- Date: 2–8 January 1993
- Edition: V
- Surface: Hard (indoor)
- Location: Perth, Western Australia
- Venue: Burswood Entertainment Complex

Champions
- Germany
| Hopman Cup |

= 1993 Hopman Cup =

The 1993 Hopman Cup was the fifth edition of the Hopman Cup that was held at the Burswood Entertainment Complex, in Perth, Western Australia. Steffi Graf and Michael Stich of Germany defeated Arantxa Sánchez Vicario and Emilio Sánchez of Spain in the final to win the title. The tournament took place between 2 January through 8 January 1993.

== Teams ==

=== Seeds ===
1. GER – Steffi Graf and Michael Stich (champions)
2. CZE – Jana Novotná and Petr Korda (semifinals)
3. ESP - Arantxa Sánchez Vicario and Emilio Sánchez (final)
4. USA – Mary Joe Fernández and MaliVai Washington (quarterfinals)

*RECORDS SHOWN*.

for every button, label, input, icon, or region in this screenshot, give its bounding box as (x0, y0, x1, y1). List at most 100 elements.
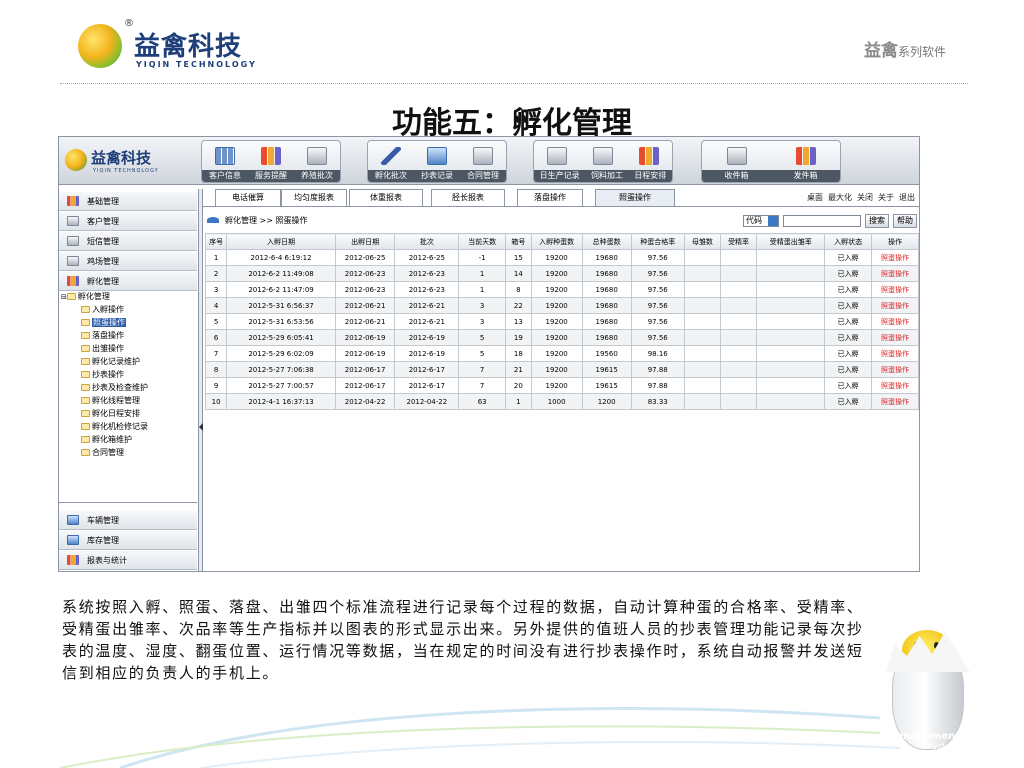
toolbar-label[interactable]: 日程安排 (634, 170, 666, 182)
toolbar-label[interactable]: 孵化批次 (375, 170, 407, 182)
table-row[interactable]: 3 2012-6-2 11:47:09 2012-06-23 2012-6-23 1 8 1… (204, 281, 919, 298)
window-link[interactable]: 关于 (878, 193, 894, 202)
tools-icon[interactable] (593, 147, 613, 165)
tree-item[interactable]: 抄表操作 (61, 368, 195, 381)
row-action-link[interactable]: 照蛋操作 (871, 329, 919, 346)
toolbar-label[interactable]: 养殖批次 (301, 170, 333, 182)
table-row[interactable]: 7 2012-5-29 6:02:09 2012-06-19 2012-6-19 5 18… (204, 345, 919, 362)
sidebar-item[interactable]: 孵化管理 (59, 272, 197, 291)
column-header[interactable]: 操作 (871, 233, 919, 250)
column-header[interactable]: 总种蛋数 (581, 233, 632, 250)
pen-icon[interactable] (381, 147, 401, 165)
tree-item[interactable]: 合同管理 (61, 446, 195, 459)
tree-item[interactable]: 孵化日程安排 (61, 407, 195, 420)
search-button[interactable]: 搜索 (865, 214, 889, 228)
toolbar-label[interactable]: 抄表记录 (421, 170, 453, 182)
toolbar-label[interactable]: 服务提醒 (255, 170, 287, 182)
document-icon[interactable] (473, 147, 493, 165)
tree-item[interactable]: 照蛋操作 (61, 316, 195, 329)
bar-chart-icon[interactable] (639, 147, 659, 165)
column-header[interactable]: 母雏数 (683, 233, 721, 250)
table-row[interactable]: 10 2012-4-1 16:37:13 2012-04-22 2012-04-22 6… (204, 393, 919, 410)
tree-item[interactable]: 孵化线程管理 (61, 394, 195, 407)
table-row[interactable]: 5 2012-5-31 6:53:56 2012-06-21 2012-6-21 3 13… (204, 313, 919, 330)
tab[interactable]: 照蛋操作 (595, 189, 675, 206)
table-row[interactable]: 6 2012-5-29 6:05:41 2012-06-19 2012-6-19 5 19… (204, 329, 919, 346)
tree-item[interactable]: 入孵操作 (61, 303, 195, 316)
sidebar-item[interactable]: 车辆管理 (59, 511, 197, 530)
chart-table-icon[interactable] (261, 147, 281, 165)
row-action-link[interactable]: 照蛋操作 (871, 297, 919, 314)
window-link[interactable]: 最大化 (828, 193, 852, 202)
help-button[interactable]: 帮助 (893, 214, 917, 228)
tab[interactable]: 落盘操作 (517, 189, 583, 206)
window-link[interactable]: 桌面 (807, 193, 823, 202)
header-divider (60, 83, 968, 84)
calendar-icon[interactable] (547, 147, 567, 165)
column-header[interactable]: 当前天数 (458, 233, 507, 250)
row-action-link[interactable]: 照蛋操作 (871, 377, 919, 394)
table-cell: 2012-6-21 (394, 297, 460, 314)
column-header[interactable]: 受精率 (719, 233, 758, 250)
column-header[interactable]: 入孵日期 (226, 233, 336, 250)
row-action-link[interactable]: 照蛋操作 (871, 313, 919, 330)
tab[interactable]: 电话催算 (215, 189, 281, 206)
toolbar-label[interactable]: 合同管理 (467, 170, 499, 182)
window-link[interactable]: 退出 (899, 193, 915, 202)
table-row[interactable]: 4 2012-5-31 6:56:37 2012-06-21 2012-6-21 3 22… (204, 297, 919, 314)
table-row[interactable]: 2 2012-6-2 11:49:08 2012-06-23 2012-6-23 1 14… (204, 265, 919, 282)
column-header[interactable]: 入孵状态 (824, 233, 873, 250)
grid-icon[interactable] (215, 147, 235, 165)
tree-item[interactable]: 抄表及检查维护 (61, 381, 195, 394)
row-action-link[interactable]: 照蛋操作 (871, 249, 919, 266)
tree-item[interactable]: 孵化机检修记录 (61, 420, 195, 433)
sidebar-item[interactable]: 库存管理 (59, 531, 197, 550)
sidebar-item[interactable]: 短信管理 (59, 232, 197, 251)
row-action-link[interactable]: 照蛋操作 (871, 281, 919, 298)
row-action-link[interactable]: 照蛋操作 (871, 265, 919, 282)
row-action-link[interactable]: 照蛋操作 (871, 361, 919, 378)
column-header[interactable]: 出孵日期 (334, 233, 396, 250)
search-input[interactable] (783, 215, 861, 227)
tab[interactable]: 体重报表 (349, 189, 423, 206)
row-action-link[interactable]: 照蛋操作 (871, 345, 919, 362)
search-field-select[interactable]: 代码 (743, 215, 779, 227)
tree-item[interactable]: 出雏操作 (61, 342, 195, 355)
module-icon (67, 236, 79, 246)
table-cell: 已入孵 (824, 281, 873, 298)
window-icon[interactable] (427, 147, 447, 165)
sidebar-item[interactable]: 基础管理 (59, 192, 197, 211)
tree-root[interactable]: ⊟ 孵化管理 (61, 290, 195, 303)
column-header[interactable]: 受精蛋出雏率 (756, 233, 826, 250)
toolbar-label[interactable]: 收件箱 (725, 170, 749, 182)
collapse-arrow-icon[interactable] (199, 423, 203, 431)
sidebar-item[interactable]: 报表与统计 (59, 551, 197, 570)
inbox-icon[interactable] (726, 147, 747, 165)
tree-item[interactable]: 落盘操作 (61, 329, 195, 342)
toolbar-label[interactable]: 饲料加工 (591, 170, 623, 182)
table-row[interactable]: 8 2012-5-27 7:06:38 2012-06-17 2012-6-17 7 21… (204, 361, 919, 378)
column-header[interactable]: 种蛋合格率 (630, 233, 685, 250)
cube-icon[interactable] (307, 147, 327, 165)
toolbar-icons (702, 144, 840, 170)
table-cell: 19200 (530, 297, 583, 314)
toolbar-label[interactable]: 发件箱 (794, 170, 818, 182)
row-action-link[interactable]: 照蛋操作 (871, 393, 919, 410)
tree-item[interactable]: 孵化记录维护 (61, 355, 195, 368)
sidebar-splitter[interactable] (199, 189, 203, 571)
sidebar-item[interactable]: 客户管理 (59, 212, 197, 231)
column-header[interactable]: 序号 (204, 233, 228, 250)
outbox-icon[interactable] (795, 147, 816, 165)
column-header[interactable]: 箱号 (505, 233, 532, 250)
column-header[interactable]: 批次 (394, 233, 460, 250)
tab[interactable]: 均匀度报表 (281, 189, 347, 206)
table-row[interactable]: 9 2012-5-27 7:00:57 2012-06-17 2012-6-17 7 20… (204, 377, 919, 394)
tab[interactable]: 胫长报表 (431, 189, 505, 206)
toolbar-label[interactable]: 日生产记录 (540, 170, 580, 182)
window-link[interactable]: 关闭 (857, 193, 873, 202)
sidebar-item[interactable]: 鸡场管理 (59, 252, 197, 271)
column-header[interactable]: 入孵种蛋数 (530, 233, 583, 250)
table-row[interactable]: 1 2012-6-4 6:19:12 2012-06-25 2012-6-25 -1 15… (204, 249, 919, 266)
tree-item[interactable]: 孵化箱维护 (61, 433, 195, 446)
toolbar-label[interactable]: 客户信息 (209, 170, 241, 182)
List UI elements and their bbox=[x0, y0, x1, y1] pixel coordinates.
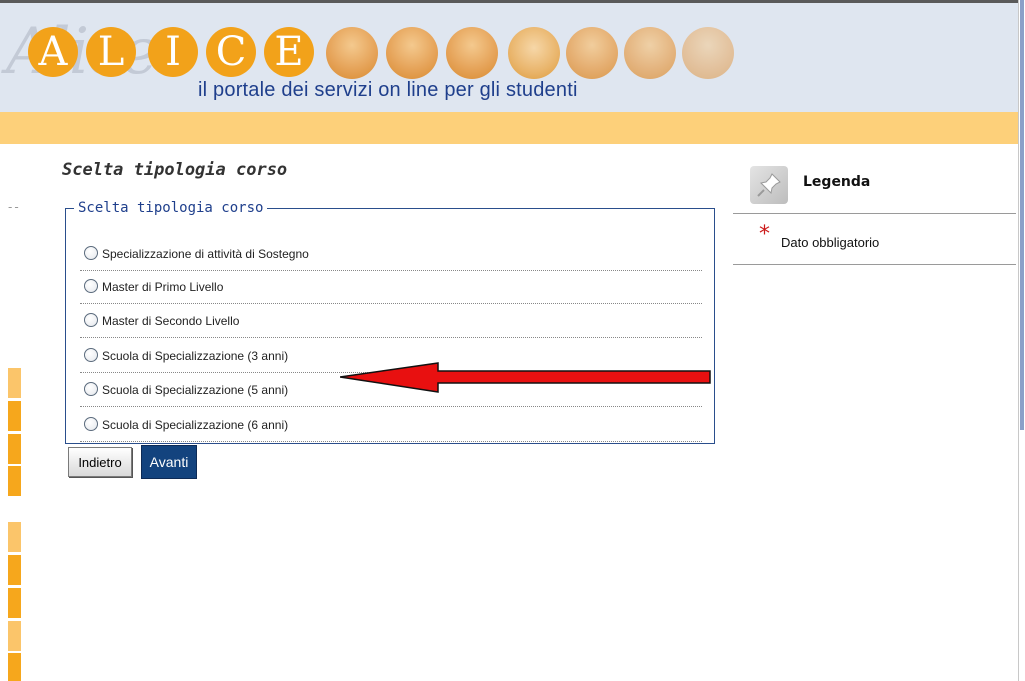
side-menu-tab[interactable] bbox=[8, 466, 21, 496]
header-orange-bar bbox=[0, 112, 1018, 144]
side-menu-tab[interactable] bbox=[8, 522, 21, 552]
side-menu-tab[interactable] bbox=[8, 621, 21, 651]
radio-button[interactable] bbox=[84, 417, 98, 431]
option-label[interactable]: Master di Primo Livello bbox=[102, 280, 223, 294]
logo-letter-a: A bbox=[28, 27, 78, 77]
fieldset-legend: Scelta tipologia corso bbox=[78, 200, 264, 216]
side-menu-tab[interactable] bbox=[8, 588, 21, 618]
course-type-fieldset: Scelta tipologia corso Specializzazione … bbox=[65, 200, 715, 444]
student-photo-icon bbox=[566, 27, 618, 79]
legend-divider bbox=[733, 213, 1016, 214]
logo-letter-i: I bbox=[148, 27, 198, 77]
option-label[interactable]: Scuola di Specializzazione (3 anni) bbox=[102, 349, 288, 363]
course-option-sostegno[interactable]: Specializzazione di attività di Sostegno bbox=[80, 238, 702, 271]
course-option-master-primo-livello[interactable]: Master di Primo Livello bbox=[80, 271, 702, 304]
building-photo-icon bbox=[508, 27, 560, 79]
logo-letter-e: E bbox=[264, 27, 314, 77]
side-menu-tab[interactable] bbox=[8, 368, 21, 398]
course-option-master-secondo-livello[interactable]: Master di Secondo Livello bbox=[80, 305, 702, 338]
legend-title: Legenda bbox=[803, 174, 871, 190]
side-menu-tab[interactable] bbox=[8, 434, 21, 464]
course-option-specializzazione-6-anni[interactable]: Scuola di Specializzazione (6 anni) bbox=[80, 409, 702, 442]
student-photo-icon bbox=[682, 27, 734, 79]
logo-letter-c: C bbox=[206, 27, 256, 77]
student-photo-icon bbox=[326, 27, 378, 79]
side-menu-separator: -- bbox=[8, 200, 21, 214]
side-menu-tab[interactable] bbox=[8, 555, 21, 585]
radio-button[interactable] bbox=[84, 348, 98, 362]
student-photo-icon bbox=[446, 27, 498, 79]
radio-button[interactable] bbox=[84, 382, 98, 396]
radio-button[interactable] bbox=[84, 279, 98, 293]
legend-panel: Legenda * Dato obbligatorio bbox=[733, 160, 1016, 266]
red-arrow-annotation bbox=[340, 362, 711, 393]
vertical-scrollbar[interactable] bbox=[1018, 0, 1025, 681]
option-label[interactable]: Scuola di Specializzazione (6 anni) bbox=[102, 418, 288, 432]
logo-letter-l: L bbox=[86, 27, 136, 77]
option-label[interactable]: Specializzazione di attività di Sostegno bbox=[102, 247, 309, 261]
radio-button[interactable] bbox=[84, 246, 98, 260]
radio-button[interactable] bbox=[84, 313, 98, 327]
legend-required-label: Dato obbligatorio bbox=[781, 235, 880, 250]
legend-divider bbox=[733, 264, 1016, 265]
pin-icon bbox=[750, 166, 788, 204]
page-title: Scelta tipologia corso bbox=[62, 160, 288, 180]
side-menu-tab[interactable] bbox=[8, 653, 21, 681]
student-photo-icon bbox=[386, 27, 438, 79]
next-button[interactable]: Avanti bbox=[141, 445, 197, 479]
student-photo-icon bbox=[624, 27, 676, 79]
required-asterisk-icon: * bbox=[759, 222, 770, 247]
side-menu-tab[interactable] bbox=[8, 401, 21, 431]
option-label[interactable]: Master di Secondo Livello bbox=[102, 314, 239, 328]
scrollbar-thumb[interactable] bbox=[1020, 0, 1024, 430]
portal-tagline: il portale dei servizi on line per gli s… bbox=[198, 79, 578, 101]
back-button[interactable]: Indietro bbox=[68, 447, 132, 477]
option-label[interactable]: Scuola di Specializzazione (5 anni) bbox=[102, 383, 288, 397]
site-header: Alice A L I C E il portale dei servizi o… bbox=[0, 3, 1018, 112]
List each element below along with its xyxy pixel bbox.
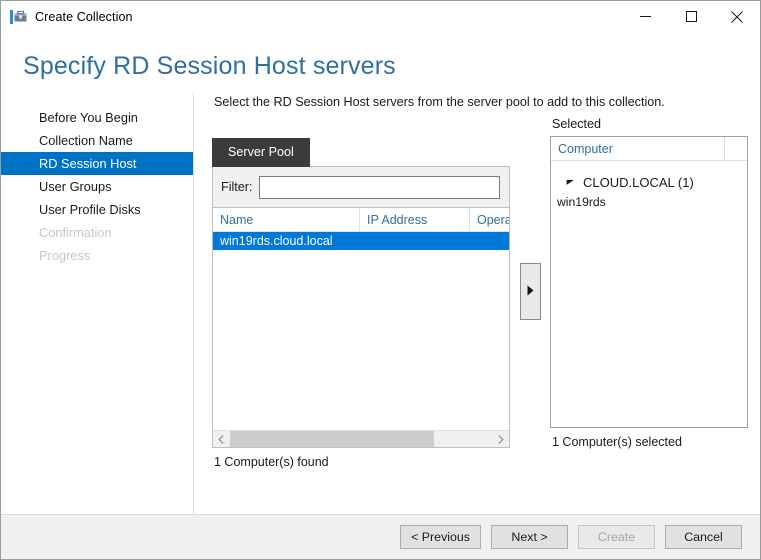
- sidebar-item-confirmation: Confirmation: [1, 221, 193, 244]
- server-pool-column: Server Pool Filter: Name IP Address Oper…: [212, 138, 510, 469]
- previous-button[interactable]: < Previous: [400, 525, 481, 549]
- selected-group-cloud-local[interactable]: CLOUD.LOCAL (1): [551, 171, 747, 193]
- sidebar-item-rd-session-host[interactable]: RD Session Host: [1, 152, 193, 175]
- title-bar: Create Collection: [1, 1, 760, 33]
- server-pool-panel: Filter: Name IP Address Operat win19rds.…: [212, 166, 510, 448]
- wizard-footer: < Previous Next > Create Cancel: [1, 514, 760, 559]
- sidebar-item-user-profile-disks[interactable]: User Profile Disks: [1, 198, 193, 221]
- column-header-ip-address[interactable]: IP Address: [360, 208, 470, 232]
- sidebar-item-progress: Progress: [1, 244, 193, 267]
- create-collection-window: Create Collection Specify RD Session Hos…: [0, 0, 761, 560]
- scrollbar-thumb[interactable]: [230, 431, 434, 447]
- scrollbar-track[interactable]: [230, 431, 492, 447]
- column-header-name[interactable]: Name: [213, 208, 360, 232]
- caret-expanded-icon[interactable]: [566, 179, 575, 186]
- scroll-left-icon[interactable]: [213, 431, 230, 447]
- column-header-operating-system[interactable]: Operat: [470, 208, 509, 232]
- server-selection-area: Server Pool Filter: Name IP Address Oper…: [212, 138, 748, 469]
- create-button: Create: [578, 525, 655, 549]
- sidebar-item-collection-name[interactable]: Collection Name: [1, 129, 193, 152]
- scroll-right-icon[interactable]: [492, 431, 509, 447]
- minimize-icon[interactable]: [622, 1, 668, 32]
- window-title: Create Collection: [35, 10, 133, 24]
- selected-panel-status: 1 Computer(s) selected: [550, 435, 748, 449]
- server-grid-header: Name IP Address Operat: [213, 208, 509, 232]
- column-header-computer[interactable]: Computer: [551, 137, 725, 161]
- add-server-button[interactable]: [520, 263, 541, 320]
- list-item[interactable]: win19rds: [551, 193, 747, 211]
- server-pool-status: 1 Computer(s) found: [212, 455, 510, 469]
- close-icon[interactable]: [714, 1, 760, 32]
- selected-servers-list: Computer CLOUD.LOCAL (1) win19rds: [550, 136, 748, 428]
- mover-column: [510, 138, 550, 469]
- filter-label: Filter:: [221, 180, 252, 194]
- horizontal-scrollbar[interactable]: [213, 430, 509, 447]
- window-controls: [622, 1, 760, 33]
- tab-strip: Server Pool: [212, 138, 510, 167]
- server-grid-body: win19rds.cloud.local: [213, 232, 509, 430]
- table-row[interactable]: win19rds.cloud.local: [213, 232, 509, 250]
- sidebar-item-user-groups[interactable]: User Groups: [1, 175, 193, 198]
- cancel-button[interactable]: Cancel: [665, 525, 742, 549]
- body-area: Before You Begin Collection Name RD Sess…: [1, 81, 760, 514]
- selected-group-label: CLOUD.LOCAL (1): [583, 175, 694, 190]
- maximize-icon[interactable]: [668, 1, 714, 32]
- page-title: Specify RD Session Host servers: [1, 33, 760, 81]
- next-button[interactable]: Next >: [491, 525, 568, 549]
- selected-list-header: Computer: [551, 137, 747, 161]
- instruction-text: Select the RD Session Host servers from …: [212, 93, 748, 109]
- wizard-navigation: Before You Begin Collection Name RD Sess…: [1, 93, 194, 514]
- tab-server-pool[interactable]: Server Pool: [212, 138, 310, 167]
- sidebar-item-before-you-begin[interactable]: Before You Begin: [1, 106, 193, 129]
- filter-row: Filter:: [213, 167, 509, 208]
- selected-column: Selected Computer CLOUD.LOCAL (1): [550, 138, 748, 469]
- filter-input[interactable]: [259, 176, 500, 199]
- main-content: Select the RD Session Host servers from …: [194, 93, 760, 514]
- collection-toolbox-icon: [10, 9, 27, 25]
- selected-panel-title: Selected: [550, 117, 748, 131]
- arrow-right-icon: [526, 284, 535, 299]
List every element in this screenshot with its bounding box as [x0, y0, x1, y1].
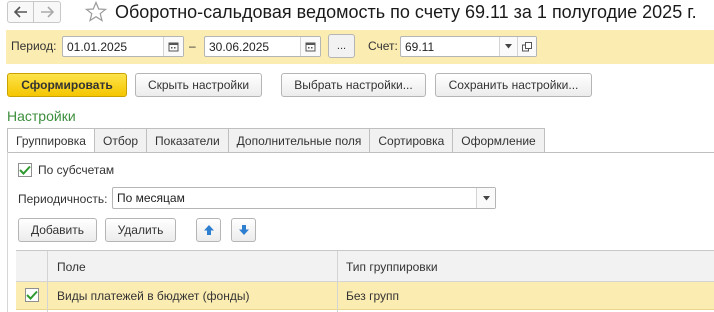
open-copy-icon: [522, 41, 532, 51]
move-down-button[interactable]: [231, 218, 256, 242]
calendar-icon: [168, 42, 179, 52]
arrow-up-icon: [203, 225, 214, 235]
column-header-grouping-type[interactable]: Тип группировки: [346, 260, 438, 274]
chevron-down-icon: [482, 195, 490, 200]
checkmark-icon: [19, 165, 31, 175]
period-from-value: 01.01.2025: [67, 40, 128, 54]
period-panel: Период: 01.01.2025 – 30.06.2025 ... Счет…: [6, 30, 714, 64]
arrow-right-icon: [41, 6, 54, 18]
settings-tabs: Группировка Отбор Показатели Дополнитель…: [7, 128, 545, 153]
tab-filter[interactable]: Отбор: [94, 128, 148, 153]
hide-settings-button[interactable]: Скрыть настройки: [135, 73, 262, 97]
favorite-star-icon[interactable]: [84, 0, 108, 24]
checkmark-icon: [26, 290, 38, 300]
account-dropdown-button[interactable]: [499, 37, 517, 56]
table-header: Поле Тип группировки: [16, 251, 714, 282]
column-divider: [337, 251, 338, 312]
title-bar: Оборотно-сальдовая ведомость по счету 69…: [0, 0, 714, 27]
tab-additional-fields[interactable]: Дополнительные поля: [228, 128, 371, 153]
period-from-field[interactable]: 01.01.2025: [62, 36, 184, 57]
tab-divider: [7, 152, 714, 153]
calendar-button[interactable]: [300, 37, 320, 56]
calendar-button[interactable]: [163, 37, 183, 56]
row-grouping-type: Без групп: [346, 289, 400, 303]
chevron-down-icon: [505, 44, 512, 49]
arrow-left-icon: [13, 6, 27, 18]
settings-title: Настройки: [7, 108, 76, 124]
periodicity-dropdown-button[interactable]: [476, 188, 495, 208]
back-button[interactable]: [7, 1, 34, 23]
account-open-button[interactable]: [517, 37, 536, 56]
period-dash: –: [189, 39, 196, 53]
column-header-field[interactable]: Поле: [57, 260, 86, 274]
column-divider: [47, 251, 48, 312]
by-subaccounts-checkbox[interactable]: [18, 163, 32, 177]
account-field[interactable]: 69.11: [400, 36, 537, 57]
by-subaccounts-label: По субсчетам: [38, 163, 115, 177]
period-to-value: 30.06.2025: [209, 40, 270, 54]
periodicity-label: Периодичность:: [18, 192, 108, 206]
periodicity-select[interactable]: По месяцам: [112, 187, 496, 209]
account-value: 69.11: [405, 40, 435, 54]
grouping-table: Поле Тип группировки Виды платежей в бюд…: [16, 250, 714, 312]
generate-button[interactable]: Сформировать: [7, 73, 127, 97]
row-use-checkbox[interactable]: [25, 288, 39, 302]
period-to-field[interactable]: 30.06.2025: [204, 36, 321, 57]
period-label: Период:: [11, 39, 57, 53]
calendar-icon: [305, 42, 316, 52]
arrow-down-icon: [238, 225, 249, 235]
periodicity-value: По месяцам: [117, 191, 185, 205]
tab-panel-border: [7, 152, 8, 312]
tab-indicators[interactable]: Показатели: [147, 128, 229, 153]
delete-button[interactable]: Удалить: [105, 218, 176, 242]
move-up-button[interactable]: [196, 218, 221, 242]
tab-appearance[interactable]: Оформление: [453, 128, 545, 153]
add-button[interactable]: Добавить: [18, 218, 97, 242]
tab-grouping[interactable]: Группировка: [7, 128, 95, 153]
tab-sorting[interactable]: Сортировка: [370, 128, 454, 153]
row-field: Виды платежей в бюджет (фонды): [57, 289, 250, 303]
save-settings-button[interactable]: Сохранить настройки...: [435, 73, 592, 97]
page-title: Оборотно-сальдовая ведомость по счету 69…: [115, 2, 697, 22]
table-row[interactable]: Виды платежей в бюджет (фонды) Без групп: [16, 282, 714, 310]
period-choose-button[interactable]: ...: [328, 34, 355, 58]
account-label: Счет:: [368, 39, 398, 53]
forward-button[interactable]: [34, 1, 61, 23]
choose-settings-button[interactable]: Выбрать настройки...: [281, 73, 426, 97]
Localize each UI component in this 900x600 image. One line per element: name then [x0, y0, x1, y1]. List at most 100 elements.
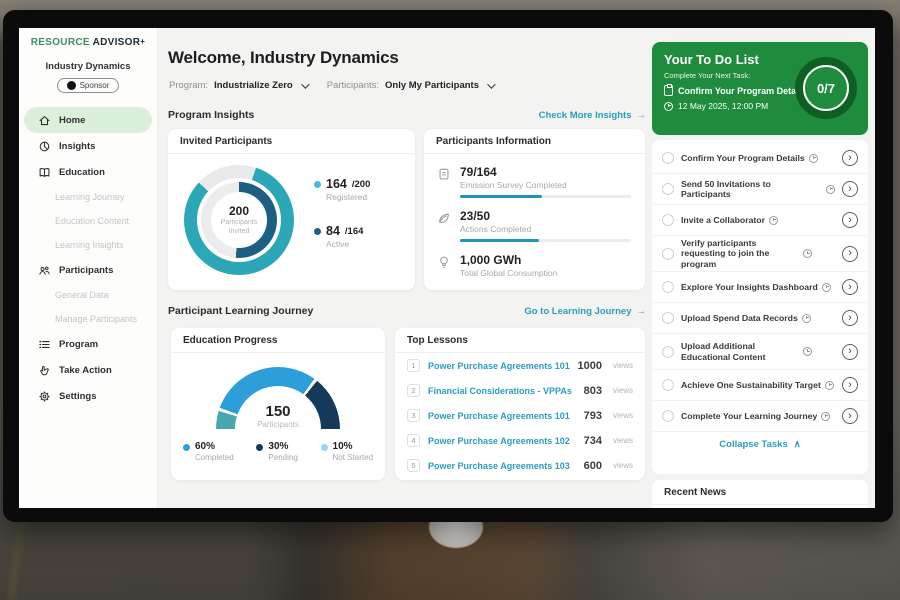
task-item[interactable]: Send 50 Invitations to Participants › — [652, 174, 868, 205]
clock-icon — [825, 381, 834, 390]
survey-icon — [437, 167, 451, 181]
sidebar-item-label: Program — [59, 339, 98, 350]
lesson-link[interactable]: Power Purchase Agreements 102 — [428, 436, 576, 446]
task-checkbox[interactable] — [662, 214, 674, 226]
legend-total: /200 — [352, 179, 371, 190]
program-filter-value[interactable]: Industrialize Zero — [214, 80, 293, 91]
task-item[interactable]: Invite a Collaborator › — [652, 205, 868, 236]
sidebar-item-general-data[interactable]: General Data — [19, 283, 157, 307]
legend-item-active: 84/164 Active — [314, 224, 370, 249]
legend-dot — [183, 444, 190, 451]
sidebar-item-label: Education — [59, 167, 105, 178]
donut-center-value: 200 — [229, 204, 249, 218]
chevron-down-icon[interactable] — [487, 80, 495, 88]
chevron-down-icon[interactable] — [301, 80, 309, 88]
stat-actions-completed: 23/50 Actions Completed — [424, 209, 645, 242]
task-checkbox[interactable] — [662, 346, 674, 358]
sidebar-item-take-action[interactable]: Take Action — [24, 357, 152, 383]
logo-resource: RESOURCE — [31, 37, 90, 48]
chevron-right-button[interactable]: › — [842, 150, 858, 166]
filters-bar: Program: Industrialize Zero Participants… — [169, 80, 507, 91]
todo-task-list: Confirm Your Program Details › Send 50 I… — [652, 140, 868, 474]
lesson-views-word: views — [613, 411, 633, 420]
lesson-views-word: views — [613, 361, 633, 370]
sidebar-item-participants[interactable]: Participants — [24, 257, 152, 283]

*PROMPT*. Give the stretch of the 1993 Hopman Cup article from "- Date: 2–8" through "8 January 1993." again, updated so that "Western Australia" becomes "WA".

*EXPECTED ANSWER*.
- Date: 2–8 January 1993
- Edition: V
- Surface: Hard (indoor)
- Location: Perth, WA
- Venue: Burswood Entertainment Complex

Champions
- Germany
| Hopman Cup |

= 1993 Hopman Cup =

The 1993 Hopman Cup was the fifth edition of the Hopman Cup that was held at the Burswood Entertainment Complex, in Perth, WA. Steffi Graf and Michael Stich of Germany defeated Arantxa Sánchez Vicario and Emilio Sánchez of Spain in the final to win the title. The tournament took place between 2 January through 8 January 1993.